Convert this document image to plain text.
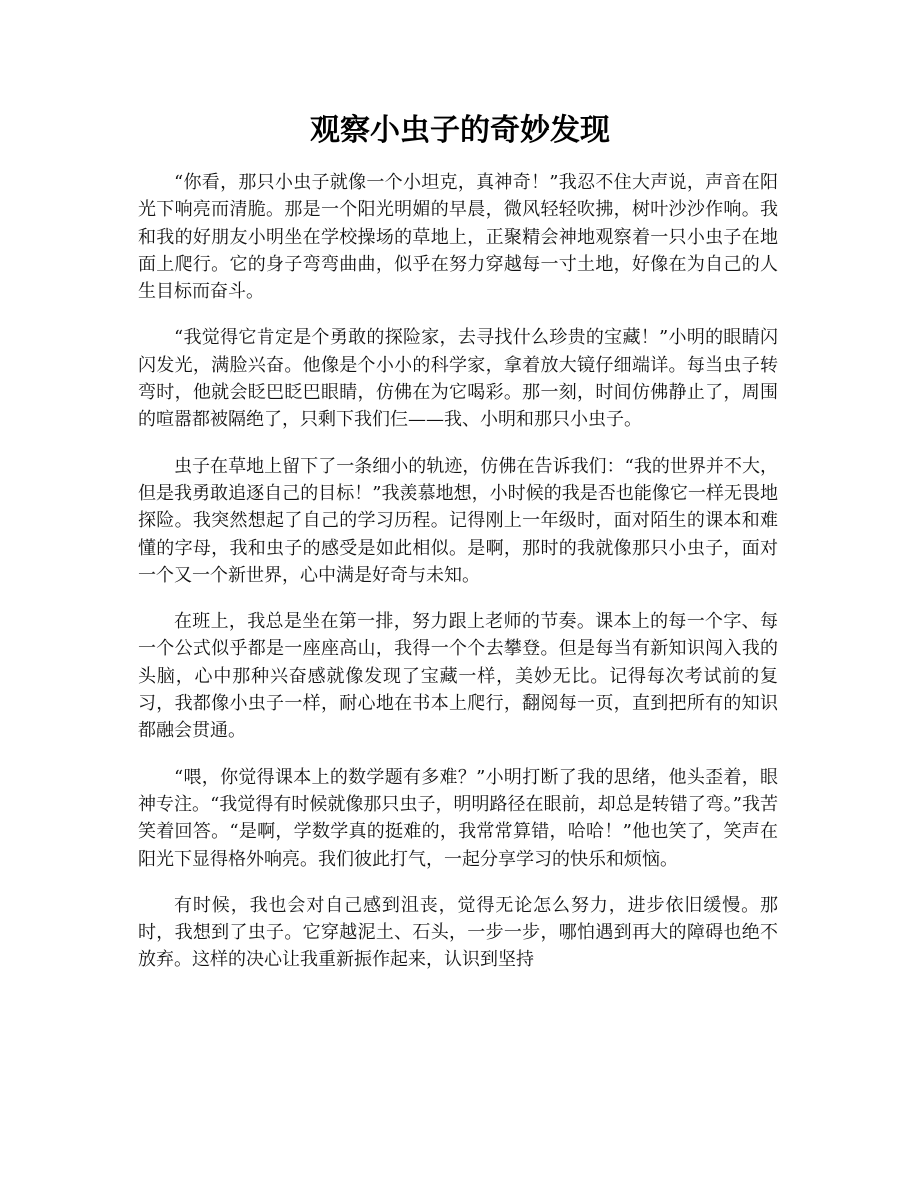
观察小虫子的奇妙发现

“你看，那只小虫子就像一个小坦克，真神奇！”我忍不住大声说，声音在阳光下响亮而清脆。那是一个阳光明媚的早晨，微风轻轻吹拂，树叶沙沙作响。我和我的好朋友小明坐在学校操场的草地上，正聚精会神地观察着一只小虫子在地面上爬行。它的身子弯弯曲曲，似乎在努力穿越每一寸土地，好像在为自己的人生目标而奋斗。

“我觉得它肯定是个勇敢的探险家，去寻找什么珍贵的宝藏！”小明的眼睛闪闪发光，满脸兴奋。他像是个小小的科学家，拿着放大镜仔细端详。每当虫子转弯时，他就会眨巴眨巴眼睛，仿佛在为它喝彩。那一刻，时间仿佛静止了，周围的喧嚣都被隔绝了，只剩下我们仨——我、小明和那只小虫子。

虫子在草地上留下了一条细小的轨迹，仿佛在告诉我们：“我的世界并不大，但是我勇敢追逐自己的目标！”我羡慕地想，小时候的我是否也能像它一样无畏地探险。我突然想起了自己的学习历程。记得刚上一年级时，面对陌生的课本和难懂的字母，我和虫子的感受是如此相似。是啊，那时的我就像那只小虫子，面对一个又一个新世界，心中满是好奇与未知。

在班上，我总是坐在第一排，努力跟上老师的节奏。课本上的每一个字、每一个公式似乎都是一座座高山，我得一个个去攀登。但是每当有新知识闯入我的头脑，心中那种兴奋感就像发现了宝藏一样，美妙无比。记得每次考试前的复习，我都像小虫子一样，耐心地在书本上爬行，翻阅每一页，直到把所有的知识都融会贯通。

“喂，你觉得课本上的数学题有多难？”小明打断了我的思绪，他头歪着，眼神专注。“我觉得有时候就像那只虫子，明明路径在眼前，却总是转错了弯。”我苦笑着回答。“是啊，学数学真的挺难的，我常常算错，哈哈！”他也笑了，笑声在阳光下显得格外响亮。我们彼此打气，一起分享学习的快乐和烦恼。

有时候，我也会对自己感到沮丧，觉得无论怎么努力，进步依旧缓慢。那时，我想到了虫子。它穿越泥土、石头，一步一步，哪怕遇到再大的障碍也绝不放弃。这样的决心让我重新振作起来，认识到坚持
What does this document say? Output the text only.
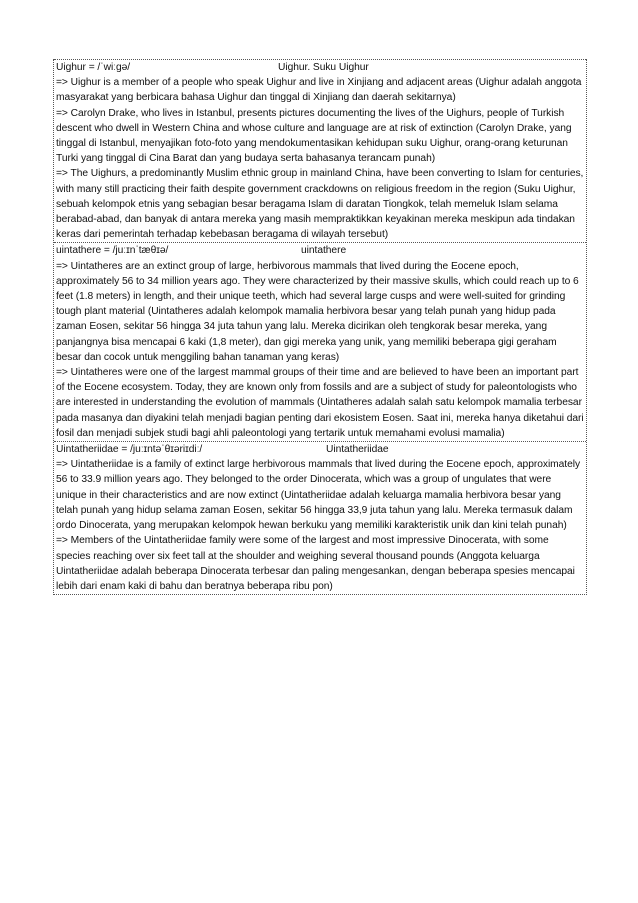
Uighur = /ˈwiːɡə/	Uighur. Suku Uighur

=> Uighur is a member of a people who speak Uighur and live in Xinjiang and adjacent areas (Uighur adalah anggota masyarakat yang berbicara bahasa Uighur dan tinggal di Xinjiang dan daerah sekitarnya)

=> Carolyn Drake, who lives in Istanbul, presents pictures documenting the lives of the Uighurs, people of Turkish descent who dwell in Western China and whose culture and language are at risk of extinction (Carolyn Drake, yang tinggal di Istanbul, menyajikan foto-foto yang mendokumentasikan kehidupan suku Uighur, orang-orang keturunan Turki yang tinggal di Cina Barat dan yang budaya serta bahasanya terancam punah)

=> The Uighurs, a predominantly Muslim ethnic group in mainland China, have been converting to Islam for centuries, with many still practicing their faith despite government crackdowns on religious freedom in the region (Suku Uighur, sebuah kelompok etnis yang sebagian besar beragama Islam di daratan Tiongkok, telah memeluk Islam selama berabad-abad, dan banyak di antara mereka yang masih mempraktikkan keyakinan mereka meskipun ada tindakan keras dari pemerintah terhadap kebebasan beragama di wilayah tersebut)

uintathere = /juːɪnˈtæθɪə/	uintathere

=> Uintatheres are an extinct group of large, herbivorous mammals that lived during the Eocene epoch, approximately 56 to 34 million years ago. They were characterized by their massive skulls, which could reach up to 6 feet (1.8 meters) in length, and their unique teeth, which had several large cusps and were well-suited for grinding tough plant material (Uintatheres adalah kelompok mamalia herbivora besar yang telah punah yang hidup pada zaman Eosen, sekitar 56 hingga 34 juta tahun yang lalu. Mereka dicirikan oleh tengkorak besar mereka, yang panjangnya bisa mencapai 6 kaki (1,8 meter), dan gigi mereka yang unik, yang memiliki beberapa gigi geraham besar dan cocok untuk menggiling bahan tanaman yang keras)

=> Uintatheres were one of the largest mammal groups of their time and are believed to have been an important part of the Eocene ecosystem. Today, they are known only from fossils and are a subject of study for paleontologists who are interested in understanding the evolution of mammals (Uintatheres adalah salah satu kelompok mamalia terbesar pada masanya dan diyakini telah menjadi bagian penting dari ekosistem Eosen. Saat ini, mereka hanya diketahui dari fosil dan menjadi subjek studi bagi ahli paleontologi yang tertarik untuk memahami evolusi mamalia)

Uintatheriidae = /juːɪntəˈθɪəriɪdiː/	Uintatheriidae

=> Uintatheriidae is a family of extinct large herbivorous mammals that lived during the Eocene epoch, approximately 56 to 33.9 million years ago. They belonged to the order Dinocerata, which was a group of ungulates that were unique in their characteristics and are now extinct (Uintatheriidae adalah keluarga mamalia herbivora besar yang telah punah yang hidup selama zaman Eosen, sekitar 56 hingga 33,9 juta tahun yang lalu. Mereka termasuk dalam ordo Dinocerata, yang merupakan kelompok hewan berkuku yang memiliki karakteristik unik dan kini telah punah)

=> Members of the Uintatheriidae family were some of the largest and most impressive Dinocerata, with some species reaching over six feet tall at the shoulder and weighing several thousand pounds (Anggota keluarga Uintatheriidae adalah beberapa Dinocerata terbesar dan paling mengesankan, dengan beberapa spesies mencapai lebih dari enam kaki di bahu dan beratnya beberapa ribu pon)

----

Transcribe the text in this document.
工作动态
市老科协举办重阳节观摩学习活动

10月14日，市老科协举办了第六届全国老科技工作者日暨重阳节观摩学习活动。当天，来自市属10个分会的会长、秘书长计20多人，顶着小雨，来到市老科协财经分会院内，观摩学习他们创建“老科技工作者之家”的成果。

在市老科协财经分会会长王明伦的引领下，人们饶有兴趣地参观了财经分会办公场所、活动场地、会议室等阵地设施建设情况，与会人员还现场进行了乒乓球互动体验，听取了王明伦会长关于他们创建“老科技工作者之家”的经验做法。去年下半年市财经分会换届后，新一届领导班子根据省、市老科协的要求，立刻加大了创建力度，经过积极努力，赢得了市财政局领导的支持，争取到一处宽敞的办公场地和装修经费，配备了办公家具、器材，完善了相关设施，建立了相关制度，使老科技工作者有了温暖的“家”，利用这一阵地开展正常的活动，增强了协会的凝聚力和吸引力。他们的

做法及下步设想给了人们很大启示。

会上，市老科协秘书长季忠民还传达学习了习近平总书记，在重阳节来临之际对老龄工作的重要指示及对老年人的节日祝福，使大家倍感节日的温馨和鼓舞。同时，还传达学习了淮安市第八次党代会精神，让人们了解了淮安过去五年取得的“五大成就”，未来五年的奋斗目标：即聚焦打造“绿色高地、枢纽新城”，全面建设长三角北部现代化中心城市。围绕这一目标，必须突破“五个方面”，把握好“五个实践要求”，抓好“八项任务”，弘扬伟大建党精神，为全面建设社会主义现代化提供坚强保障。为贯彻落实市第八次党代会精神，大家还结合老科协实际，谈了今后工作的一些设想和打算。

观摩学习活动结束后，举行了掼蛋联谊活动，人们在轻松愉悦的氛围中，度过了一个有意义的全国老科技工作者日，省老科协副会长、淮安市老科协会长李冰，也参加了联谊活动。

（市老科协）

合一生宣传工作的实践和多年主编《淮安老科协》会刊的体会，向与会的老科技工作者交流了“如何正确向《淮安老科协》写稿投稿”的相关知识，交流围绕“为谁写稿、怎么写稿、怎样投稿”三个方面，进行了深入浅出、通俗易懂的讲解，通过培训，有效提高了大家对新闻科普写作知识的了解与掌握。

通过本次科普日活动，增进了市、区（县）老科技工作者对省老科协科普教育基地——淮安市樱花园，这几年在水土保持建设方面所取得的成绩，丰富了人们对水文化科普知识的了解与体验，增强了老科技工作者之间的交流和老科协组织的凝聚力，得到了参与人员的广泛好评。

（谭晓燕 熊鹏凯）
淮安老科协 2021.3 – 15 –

----

__AIM__:
Extract every line above that contains the word "淮安老科协".

__ANSWER FOR THE TASK__:
合一生宣传工作的实践和多年主编《淮安老科协》会刊的体会，向与会的老科技工作者交流了“如何正确向《淮安老科协》写稿投稿”的相关知识，交流围绕“为谁写稿、怎么写稿、怎样投稿”三个方面，进行了深入浅出、通俗易懂的讲解，通过培训，有效提高了大家对新闻科普写作知识的了解与掌握。
淮安老科协 2021.3 – 15 –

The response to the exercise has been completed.